* Start *
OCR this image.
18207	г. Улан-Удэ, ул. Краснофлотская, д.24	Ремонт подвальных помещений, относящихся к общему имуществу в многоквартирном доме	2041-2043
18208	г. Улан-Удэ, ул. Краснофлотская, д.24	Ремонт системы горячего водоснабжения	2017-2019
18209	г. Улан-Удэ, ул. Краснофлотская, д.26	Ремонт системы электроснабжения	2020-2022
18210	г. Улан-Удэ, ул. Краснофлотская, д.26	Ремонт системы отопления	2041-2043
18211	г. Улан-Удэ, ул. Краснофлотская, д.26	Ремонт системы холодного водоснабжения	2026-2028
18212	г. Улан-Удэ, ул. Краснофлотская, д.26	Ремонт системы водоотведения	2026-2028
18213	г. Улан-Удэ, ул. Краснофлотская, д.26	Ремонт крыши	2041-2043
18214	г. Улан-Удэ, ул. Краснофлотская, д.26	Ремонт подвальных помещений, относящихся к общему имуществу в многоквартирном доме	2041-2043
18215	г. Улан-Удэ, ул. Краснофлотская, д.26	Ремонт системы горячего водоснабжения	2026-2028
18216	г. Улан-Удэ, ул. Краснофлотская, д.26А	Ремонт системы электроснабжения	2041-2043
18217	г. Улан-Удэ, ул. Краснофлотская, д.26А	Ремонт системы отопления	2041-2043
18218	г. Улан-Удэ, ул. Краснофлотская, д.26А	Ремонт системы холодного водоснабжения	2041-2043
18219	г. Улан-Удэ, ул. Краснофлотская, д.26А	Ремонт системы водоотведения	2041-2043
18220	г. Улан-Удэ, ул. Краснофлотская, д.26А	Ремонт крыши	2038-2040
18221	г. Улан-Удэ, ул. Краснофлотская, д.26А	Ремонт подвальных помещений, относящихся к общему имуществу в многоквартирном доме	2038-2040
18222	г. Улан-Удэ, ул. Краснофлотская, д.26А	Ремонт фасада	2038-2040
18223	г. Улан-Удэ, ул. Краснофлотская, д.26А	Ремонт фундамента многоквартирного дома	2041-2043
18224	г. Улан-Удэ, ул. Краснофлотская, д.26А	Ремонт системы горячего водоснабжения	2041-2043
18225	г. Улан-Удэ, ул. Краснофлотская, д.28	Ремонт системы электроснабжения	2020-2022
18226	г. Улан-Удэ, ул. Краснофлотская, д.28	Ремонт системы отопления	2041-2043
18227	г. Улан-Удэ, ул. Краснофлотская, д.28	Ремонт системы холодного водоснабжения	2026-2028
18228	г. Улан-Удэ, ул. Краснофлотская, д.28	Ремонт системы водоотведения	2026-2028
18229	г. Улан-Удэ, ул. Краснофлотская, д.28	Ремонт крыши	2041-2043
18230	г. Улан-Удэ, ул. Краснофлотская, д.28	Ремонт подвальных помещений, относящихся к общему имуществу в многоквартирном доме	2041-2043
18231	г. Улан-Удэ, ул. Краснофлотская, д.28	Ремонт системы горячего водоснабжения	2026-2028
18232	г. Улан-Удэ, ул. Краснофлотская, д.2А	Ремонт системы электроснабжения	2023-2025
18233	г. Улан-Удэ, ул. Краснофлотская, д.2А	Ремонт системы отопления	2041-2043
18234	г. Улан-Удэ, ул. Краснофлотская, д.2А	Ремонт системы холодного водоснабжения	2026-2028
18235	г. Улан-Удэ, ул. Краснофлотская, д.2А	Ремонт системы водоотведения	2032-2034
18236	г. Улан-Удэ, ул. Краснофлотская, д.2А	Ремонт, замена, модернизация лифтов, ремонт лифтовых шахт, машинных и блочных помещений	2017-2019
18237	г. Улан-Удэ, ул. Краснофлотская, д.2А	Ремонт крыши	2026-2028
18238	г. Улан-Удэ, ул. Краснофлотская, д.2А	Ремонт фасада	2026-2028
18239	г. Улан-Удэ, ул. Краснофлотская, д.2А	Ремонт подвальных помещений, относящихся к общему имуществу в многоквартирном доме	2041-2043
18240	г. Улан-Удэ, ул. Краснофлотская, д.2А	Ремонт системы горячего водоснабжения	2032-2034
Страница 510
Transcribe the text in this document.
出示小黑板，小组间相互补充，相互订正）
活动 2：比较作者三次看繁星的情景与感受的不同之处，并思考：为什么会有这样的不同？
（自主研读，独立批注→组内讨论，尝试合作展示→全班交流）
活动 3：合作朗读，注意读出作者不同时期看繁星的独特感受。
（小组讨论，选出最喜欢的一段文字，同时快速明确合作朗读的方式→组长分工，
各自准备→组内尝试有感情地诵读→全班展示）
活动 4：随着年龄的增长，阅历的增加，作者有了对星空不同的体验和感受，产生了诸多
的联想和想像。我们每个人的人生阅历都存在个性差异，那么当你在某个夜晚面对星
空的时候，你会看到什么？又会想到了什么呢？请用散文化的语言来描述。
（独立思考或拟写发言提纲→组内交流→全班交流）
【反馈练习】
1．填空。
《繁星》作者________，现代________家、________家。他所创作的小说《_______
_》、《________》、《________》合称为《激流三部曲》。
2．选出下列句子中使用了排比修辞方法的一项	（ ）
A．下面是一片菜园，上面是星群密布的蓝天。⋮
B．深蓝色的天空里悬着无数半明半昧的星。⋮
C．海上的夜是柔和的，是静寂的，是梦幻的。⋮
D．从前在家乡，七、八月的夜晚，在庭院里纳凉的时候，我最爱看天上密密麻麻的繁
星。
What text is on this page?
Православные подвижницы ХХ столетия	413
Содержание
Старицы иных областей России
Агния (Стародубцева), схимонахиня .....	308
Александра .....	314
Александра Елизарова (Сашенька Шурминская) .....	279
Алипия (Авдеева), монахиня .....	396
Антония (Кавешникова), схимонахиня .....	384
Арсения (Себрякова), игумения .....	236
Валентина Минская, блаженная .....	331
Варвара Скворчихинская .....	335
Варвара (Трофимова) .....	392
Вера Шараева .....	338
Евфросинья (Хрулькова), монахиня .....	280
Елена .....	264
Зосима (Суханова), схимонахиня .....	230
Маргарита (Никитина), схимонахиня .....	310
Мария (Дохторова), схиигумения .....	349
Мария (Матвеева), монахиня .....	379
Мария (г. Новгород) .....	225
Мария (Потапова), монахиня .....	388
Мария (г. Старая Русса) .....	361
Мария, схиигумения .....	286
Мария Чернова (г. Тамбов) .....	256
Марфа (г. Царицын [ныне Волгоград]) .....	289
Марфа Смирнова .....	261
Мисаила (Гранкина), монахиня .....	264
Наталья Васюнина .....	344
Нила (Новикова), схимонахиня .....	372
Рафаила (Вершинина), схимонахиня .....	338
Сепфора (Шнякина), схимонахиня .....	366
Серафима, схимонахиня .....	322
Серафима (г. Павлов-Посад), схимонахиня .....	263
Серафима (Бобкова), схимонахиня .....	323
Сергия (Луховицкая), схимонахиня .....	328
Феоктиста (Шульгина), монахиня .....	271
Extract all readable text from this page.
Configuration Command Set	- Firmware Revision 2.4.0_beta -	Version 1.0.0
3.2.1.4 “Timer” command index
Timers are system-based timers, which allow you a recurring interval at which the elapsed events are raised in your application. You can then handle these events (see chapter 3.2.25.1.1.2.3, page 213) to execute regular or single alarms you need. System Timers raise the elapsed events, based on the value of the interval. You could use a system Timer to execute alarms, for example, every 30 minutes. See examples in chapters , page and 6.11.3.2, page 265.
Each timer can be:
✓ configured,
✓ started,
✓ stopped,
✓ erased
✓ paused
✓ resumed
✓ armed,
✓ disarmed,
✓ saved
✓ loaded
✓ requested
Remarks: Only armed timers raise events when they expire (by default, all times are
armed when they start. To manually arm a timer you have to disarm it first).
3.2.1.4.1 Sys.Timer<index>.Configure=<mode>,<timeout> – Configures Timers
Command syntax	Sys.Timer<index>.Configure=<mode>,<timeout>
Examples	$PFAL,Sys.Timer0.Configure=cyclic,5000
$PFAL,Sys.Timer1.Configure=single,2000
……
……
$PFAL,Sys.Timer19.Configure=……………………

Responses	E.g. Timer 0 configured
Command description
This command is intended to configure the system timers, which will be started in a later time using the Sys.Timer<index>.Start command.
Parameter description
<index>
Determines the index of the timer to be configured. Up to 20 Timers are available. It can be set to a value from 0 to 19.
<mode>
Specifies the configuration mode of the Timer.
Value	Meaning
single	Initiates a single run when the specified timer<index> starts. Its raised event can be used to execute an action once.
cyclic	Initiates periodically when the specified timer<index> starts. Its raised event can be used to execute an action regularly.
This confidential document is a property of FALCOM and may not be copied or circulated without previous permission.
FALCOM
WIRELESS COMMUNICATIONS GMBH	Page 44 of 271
* End *
**TASK DESCRIPTION**: Locate each line with the word "отопления" and copy it.

**THE RESPONSE**:
18210	г. Улан-Удэ, ул. Краснофлотская, д.26	Ремонт системы отопления	2041-2043
18217	г. Улан-Удэ, ул. Краснофлотская, д.26А	Ремонт системы отопления	2041-2043
18226	г. Улан-Удэ, ул. Краснофлотская, д.28	Ремонт системы отопления	2041-2043
18233	г. Улан-Удэ, ул. Краснофлотская, д.2А	Ремонт системы отопления	2041-2043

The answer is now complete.